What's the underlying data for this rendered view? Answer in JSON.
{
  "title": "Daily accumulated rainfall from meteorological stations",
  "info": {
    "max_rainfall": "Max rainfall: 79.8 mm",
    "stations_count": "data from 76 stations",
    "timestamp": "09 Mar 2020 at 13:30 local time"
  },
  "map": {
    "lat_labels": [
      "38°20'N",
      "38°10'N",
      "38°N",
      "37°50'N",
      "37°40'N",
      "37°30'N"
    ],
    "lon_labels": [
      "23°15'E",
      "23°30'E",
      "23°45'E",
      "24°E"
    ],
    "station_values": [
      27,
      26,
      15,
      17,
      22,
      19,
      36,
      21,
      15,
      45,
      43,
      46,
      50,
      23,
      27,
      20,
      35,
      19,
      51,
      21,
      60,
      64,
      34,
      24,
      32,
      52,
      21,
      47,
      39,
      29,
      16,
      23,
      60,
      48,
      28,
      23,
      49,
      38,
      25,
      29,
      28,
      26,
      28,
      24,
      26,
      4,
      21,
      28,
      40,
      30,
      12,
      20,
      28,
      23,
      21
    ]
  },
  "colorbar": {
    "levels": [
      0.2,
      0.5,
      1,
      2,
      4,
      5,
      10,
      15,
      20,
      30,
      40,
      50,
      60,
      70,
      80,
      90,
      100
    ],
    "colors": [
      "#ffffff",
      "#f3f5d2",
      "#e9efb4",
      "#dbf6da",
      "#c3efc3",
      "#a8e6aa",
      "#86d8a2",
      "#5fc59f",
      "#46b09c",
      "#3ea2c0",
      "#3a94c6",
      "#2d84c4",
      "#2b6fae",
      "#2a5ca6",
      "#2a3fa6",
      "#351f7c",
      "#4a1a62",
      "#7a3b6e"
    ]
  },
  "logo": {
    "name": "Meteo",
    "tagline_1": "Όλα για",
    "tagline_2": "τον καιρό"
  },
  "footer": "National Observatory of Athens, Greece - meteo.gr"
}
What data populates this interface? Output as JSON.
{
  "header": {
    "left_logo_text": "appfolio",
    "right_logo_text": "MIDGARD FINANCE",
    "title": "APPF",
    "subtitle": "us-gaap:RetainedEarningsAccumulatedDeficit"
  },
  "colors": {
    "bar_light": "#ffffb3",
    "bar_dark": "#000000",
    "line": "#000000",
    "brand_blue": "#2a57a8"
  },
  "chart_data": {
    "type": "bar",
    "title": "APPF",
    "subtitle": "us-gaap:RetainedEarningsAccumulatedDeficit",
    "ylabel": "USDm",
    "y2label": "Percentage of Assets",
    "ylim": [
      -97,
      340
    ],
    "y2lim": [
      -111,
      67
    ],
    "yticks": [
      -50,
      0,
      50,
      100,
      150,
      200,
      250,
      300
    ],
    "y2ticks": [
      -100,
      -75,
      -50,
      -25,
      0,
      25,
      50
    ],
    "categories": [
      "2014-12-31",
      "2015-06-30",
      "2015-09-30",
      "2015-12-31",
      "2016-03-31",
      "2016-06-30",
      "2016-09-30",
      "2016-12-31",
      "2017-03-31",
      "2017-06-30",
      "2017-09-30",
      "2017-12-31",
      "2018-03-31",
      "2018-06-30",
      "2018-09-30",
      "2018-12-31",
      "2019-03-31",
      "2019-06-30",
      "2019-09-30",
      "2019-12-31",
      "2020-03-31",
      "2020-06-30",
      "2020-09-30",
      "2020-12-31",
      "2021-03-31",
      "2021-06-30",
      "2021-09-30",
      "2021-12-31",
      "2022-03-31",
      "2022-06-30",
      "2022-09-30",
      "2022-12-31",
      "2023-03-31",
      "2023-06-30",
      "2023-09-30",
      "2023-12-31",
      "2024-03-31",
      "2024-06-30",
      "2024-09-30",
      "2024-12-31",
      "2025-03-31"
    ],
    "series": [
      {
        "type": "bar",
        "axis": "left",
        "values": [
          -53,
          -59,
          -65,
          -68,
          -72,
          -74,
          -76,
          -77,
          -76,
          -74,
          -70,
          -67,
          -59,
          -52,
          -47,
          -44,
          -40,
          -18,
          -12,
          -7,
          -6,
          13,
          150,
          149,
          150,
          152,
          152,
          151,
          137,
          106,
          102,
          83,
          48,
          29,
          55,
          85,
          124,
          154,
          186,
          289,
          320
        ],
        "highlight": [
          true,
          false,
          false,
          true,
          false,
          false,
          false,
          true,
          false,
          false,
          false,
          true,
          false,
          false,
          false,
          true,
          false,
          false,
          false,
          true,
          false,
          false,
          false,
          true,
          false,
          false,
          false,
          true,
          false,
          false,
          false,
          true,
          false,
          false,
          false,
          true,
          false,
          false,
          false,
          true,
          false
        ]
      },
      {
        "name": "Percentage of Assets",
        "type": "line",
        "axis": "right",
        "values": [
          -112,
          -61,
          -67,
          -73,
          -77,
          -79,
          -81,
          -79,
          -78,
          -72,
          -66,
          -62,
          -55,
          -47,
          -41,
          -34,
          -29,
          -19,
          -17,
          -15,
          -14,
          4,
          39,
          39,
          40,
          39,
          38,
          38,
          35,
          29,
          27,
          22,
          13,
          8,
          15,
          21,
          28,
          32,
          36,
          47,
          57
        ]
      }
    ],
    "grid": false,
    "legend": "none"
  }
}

## Challenge
Your task is to repeat every line exactly.

## Solution to the exercise
What's the underlying data for this rendered view? Answer in JSON.
{
  "title": "Daily accumulated rainfall from meteorological stations",
  "info": {
    "max_rainfall": "Max rainfall: 79.8 mm",
    "stations_count": "data from 76 stations",
    "timestamp": "09 Mar 2020 at 13:30 local time"
  },
  "map": {
    "lat_labels": [
      "38°20'N",
      "38°10'N",
      "38°N",
      "37°50'N",
      "37°40'N",
      "37°30'N"
    ],
    "lon_labels": [
      "23°15'E",
      "23°30'E",
      "23°45'E",
      "24°E"
    ],
    "station_values": [
      27,
      26,
      15,
      17,
      22,
      19,
      36,
      21,
      15,
      45,
      43,
      46,
      50,
      23,
      27,
      20,
      35,
      19,
      51,
      21,
      60,
      64,
      34,
      24,
      32,
      52,
      21,
      47,
      39,
      29,
      16,
      23,
      60,
      48,
      28,
      23,
      49,
      38,
      25,
      29,
      28,
      26,
      28,
      24,
      26,
      4,
      21,
      28,
      40,
      30,
      12,
      20,
      28,
      23,
      21
    ]
  },
  "colorbar": {
    "levels": [
      0.2,
      0.5,
      1,
      2,
      4,
      5,
      10,
      15,
      20,
      30,
      40,
      50,
      60,
      70,
      80,
      90,
      100
    ],
    "colors": [
      "#ffffff",
      "#f3f5d2",
      "#e9efb4",
      "#dbf6da",
      "#c3efc3",
      "#a8e6aa",
      "#86d8a2",
      "#5fc59f",
      "#46b09c",
      "#3ea2c0",
      "#3a94c6",
      "#2d84c4",
      "#2b6fae",
      "#2a5ca6",
      "#2a3fa6",
      "#351f7c",
      "#4a1a62",
      "#7a3b6e"
    ]
  },
  "logo": {
    "name": "Meteo",
    "tagline_1": "Όλα για",
    "tagline_2": "τον καιρό"
  },
  "footer": "National Observatory of Athens, Greece - meteo.gr"
}
What data populates this interface? Output as JSON.
{
  "header": {
    "left_logo_text": "appfolio",
    "right_logo_text": "MIDGARD FINANCE",
    "title": "APPF",
    "subtitle": "us-gaap:RetainedEarningsAccumulatedDeficit"
  },
  "colors": {
    "bar_light": "#ffffb3",
    "bar_dark": "#000000",
    "line": "#000000",
    "brand_blue": "#2a57a8"
  },
  "chart_data": {
    "type": "bar",
    "title": "APPF",
    "subtitle": "us-gaap:RetainedEarningsAccumulatedDeficit",
    "ylabel": "USDm",
    "y2label": "Percentage of Assets",
    "ylim": [
      -97,
      340
    ],
    "y2lim": [
      -111,
      67
    ],
    "yticks": [
      -50,
      0,
      50,
      100,
      150,
      200,
      250,
      300
    ],
    "y2ticks": [
      -100,
      -75,
      -50,
      -25,
      0,
      25,
      50
    ],
    "categories": [
      "2014-12-31",
      "2015-06-30",
      "2015-09-30",
      "2015-12-31",
      "2016-03-31",
      "2016-06-30",
      "2016-09-30",
      "2016-12-31",
      "2017-03-31",
      "2017-06-30",
      "2017-09-30",
      "2017-12-31",
      "2018-03-31",
      "2018-06-30",
      "2018-09-30",
      "2018-12-31",
      "2019-03-31",
      "2019-06-30",
      "2019-09-30",
      "2019-12-31",
      "2020-03-31",
      "2020-06-30",
      "2020-09-30",
      "2020-12-31",
      "2021-03-31",
      "2021-06-30",
      "2021-09-30",
      "2021-12-31",
      "2022-03-31",
      "2022-06-30",
      "2022-09-30",
      "2022-12-31",
      "2023-03-31",
      "2023-06-30",
      "2023-09-30",
      "2023-12-31",
      "2024-03-31",
      "2024-06-30",
      "2024-09-30",
      "2024-12-31",
      "2025-03-31"
    ],
    "series": [
      {
        "type": "bar",
        "axis": "left",
        "values": [
          -53,
          -59,
          -65,
          -68,
          -72,
          -74,
          -76,
          -77,
          -76,
          -74,
          -70,
          -67,
          -59,
          -52,
          -47,
          -44,
          -40,
          -18,
          -12,
          -7,
          -6,
          13,
          150,
          149,
          150,
          152,
          152,
          151,
          137,
          106,
          102,
          83,
          48,
          29,
          55,
          85,
          124,
          154,
          186,
          289,
          320
        ],
        "highlight": [
          true,
          false,
          false,
          true,
          false,
          false,
          false,
          true,
          false,
          false,
          false,
          true,
          false,
          false,
          false,
          true,
          false,
          false,
          false,
          true,
          false,
          false,
          false,
          true,
          false,
          false,
          false,
          true,
          false,
          false,
          false,
          true,
          false,
          false,
          false,
          true,
          false,
          false,
          false,
          true,
          false
        ]
      },
      {
        "name": "Percentage of Assets",
        "type": "line",
        "axis": "right",
        "values": [
          -112,
          -61,
          -67,
          -73,
          -77,
          -79,
          -81,
          -79,
          -78,
          -72,
          -66,
          -62,
          -55,
          -47,
          -41,
          -34,
          -29,
          -19,
          -17,
          -15,
          -14,
          4,
          39,
          39,
          40,
          39,
          38,
          38,
          35,
          29,
          27,
          22,
          13,
          8,
          15,
          21,
          28,
          32,
          36,
          47,
          57
        ]
      }
    ],
    "grid": false,
    "legend": "none"
  }
}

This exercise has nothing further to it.